### What is needed
Find every line with the word "name" and give their count, nothing else.

Start of Material

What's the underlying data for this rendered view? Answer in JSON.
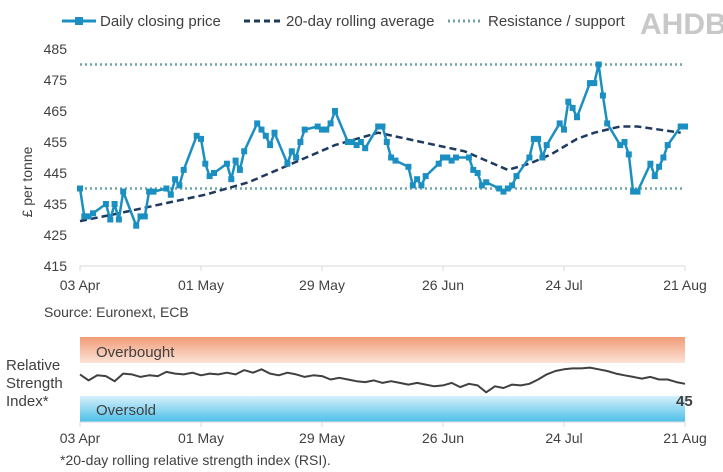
{
  "brand": {
    "logo_text": "AHDB",
    "color": "#c8c8c8"
  },
  "colors": {
    "price": "#1b8fc1",
    "average": "#1f3a5f",
    "resistance": "#6fa3a3",
    "overbought": "#f09c78",
    "oversold": "#4dbfe8",
    "rsi_line": "#404040"
  },
  "chart_data": [
    {
      "type": "line",
      "ylabel": "£ per tonne",
      "ylim": [
        415,
        485
      ],
      "yticks": [
        415,
        425,
        435,
        445,
        455,
        465,
        475,
        485
      ],
      "xlim": [
        1,
        140
      ],
      "xticks": [
        {
          "day": 1,
          "label": "03 Apr"
        },
        {
          "day": 29,
          "label": "01 May"
        },
        {
          "day": 57,
          "label": "29 May"
        },
        {
          "day": 85,
          "label": "26 Jun"
        },
        {
          "day": 113,
          "label": "24 Jul"
        },
        {
          "day": 141,
          "label": "21 Aug"
        }
      ],
      "legend": {
        "placement": "top",
        "entries": [
          "Daily closing price",
          "20-day rolling average",
          "Resistance / support"
        ]
      },
      "series": [
        {
          "name": "Daily closing price",
          "x": [
            1,
            2,
            3,
            4,
            7,
            8,
            9,
            10,
            11,
            14,
            15,
            16,
            17,
            18,
            21,
            22,
            23,
            24,
            25,
            28,
            29,
            30,
            31,
            32,
            35,
            36,
            37,
            38,
            39,
            42,
            43,
            44,
            45,
            46,
            49,
            50,
            51,
            52,
            53,
            56,
            57,
            58,
            59,
            60,
            63,
            64,
            65,
            66,
            67,
            70,
            71,
            72,
            73,
            74,
            77,
            78,
            79,
            80,
            81,
            84,
            85,
            86,
            87,
            88,
            91,
            92,
            93,
            94,
            95,
            98,
            99,
            100,
            101,
            102,
            105,
            106,
            107,
            108,
            109,
            112,
            113,
            114,
            115,
            116,
            119,
            120,
            121,
            122,
            123,
            126,
            127,
            128,
            129,
            130,
            133,
            134,
            135,
            136,
            137,
            140,
            141
          ],
          "y": [
            440,
            431,
            431,
            432,
            435,
            430,
            435,
            430,
            439,
            428,
            431,
            431,
            439,
            439,
            440,
            438,
            443,
            441,
            446,
            457,
            456,
            448,
            444,
            445,
            448,
            443,
            449,
            446,
            452,
            461,
            459,
            457,
            454,
            458,
            448,
            452,
            450,
            455,
            459,
            460,
            459,
            459,
            461,
            465,
            455,
            455,
            454,
            455,
            453,
            460,
            460,
            455,
            450,
            449,
            447,
            441,
            443,
            441,
            444,
            448,
            450,
            450,
            449,
            450,
            450,
            446,
            445,
            441,
            442,
            440,
            439,
            440,
            441,
            444,
            450,
            456,
            456,
            450,
            454,
            461,
            459,
            468,
            466,
            463,
            474,
            474,
            480,
            470,
            461,
            454,
            455,
            451,
            439,
            439,
            448,
            444,
            447,
            450,
            454,
            460,
            460
          ],
          "marker": "square"
        },
        {
          "name": "20-day rolling average",
          "x": [
            1,
            10,
            20,
            30,
            40,
            50,
            60,
            70,
            80,
            90,
            100,
            105,
            110,
            116,
            120,
            126,
            130,
            140
          ],
          "y": [
            429.5,
            432,
            435,
            438,
            442,
            448,
            454,
            458,
            455,
            452,
            446,
            448,
            451,
            456,
            458,
            460,
            460,
            458
          ],
          "style": "dashed"
        }
      ],
      "reference_lines": [
        {
          "name": "Resistance / support",
          "y": 480
        },
        {
          "name": "Resistance / support",
          "y": 440
        }
      ]
    },
    {
      "type": "line",
      "title_lines": [
        "Relative",
        "Strength",
        "Index*"
      ],
      "bands": [
        {
          "label": "Overbought",
          "range": [
            70,
            100
          ]
        },
        {
          "label": "Oversold",
          "range": [
            0,
            30
          ]
        }
      ],
      "ylim": [
        0,
        100
      ],
      "last_value_label": "45",
      "series": [
        {
          "name": "RSI",
          "x": [
            1,
            3,
            5,
            7,
            9,
            11,
            13,
            15,
            17,
            19,
            21,
            23,
            25,
            27,
            29,
            31,
            33,
            35,
            37,
            39,
            41,
            43,
            45,
            47,
            49,
            51,
            53,
            55,
            57,
            59,
            61,
            63,
            65,
            67,
            69,
            71,
            73,
            75,
            77,
            79,
            81,
            83,
            85,
            87,
            89,
            91,
            93,
            95,
            97,
            99,
            101,
            103,
            105,
            107,
            109,
            111,
            113,
            115,
            117,
            119,
            121,
            123,
            125,
            127,
            129,
            131,
            133,
            135,
            137,
            139,
            141
          ],
          "y": [
            56,
            49,
            55,
            54,
            48,
            57,
            56,
            53,
            55,
            54,
            59,
            57,
            56,
            58,
            55,
            57,
            56,
            58,
            56,
            61,
            58,
            62,
            57,
            55,
            58,
            56,
            53,
            55,
            54,
            50,
            52,
            50,
            48,
            47,
            49,
            46,
            48,
            46,
            44,
            46,
            44,
            42,
            43,
            46,
            41,
            45,
            43,
            35,
            42,
            40,
            44,
            43,
            45,
            50,
            56,
            60,
            62,
            63,
            63,
            64,
            62,
            60,
            57,
            55,
            53,
            51,
            53,
            50,
            50,
            47,
            45
          ]
        }
      ],
      "xticks": [
        {
          "day": 1,
          "label": "03 Apr"
        },
        {
          "day": 29,
          "label": "01 May"
        },
        {
          "day": 57,
          "label": "29 May"
        },
        {
          "day": 85,
          "label": "26 Jun"
        },
        {
          "day": 113,
          "label": "24 Jul"
        },
        {
          "day": 141,
          "label": "21 Aug"
        }
      ]
    }
  ],
  "source_text": "Source: Euronext, ECB",
  "footnote": "*20-day rolling relative strength index (RSI)."
}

End of Material

### Solution to the exercise
5